(Items from a data source)

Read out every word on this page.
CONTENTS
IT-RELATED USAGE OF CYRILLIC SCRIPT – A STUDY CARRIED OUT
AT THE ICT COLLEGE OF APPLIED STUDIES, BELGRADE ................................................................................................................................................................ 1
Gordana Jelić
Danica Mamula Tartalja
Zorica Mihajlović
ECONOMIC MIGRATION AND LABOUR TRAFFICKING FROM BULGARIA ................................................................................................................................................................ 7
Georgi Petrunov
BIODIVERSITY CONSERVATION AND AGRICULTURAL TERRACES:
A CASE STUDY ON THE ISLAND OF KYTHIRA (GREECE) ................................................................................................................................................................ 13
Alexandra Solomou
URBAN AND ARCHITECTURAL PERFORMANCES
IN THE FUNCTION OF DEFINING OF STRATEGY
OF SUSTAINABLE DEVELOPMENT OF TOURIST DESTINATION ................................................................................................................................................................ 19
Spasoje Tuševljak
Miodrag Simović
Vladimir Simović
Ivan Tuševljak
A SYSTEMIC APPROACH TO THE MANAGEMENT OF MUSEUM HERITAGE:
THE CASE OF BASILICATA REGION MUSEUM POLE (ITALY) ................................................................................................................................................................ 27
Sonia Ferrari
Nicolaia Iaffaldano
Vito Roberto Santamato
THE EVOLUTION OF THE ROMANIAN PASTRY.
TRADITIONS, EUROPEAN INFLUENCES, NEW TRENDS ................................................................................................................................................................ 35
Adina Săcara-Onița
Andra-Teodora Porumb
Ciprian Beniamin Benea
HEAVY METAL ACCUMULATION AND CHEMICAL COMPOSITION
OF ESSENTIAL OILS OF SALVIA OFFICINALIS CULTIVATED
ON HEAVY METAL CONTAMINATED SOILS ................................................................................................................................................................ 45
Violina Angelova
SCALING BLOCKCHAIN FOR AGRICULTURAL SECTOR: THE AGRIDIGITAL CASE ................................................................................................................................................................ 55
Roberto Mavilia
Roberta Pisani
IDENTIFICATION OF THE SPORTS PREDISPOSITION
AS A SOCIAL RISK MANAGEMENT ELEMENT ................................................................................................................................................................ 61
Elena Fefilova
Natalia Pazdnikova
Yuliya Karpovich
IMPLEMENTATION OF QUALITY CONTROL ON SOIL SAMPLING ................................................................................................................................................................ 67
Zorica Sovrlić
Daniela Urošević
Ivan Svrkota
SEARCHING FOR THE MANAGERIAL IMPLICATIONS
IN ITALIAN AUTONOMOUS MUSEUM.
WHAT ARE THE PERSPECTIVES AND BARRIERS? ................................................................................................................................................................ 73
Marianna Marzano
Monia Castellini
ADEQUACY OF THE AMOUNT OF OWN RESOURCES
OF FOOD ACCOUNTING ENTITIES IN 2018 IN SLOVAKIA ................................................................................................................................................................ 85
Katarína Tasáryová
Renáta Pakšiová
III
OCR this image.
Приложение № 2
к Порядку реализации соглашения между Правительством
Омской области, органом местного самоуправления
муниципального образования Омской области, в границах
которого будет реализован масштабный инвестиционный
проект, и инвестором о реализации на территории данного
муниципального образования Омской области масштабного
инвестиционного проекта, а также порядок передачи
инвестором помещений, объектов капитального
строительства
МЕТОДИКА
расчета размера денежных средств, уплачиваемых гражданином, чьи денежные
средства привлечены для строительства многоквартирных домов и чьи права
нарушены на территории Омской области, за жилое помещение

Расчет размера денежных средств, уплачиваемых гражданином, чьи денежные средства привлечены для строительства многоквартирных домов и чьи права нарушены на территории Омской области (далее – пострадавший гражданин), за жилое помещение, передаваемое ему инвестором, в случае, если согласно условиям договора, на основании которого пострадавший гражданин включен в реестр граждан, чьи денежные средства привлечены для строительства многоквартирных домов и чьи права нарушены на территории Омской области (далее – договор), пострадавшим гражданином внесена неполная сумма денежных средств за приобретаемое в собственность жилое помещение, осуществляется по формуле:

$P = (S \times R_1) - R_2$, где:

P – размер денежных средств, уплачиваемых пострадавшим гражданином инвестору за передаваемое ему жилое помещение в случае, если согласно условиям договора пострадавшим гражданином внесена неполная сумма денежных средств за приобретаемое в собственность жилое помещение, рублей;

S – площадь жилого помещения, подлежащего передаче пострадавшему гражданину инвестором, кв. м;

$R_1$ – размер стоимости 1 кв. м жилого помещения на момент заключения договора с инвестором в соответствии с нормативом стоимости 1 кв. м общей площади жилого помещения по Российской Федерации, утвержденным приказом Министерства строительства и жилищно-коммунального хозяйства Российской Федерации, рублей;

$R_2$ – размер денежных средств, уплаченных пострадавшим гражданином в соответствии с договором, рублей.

* **What to do**
Give the complete listing a second time, exactly as it reads.

* **Final result**
Read out every word on this page.
CONTENTS
IT-RELATED USAGE OF CYRILLIC SCRIPT – A STUDY CARRIED OUT
AT THE ICT COLLEGE OF APPLIED STUDIES, BELGRADE ................................................................................................................................................................ 1
Gordana Jelić
Danica Mamula Tartalja
Zorica Mihajlović
ECONOMIC MIGRATION AND LABOUR TRAFFICKING FROM BULGARIA ................................................................................................................................................................ 7
Georgi Petrunov
BIODIVERSITY CONSERVATION AND AGRICULTURAL TERRACES:
A CASE STUDY ON THE ISLAND OF KYTHIRA (GREECE) ................................................................................................................................................................ 13
Alexandra Solomou
URBAN AND ARCHITECTURAL PERFORMANCES
IN THE FUNCTION OF DEFINING OF STRATEGY
OF SUSTAINABLE DEVELOPMENT OF TOURIST DESTINATION ................................................................................................................................................................ 19
Spasoje Tuševljak
Miodrag Simović
Vladimir Simović
Ivan Tuševljak
A SYSTEMIC APPROACH TO THE MANAGEMENT OF MUSEUM HERITAGE:
THE CASE OF BASILICATA REGION MUSEUM POLE (ITALY) ................................................................................................................................................................ 27
Sonia Ferrari
Nicolaia Iaffaldano
Vito Roberto Santamato
THE EVOLUTION OF THE ROMANIAN PASTRY.
TRADITIONS, EUROPEAN INFLUENCES, NEW TRENDS ................................................................................................................................................................ 35
Adina Săcara-Onița
Andra-Teodora Porumb
Ciprian Beniamin Benea
HEAVY METAL ACCUMULATION AND CHEMICAL COMPOSITION
OF ESSENTIAL OILS OF SALVIA OFFICINALIS CULTIVATED
ON HEAVY METAL CONTAMINATED SOILS ................................................................................................................................................................ 45
Violina Angelova
SCALING BLOCKCHAIN FOR AGRICULTURAL SECTOR: THE AGRIDIGITAL CASE ................................................................................................................................................................ 55
Roberto Mavilia
Roberta Pisani
IDENTIFICATION OF THE SPORTS PREDISPOSITION
AS A SOCIAL RISK MANAGEMENT ELEMENT ................................................................................................................................................................ 61
Elena Fefilova
Natalia Pazdnikova
Yuliya Karpovich
IMPLEMENTATION OF QUALITY CONTROL ON SOIL SAMPLING ................................................................................................................................................................ 67
Zorica Sovrlić
Daniela Urošević
Ivan Svrkota
SEARCHING FOR THE MANAGERIAL IMPLICATIONS
IN ITALIAN AUTONOMOUS MUSEUM.
WHAT ARE THE PERSPECTIVES AND BARRIERS? ................................................................................................................................................................ 73
Marianna Marzano
Monia Castellini
ADEQUACY OF THE AMOUNT OF OWN RESOURCES
OF FOOD ACCOUNTING ENTITIES IN 2018 IN SLOVAKIA ................................................................................................................................................................ 85
Katarína Tasáryová
Renáta Pakšiová
III
OCR this image.
Приложение № 2
к Порядку реализации соглашения между Правительством
Омской области, органом местного самоуправления
муниципального образования Омской области, в границах
которого будет реализован масштабный инвестиционный
проект, и инвестором о реализации на территории данного
муниципального образования Омской области масштабного
инвестиционного проекта, а также порядок передачи
инвестором помещений, объектов капитального
строительства
МЕТОДИКА
расчета размера денежных средств, уплачиваемых гражданином, чьи денежные
средства привлечены для строительства многоквартирных домов и чьи права
нарушены на территории Омской области, за жилое помещение

Расчет размера денежных средств, уплачиваемых гражданином, чьи денежные средства привлечены для строительства многоквартирных домов и чьи права нарушены на территории Омской области (далее – пострадавший гражданин), за жилое помещение, передаваемое ему инвестором, в случае, если согласно условиям договора, на основании которого пострадавший гражданин включен в реестр граждан, чьи денежные средства привлечены для строительства многоквартирных домов и чьи права нарушены на территории Омской области (далее – договор), пострадавшим гражданином внесена неполная сумма денежных средств за приобретаемое в собственность жилое помещение, осуществляется по формуле:

$P = (S \times R_1) - R_2$, где:

P – размер денежных средств, уплачиваемых пострадавшим гражданином инвестору за передаваемое ему жилое помещение в случае, если согласно условиям договора пострадавшим гражданином внесена неполная сумма денежных средств за приобретаемое в собственность жилое помещение, рублей;

S – площадь жилого помещения, подлежащего передаче пострадавшему гражданину инвестором, кв. м;

$R_1$ – размер стоимости 1 кв. м жилого помещения на момент заключения договора с инвестором в соответствии с нормативом стоимости 1 кв. м общей площади жилого помещения по Российской Федерации, утвержденным приказом Министерства строительства и жилищно-коммунального хозяйства Российской Федерации, рублей;

$R_2$ – размер денежных средств, уплаченных пострадавшим гражданином в соответствии с договором, рублей.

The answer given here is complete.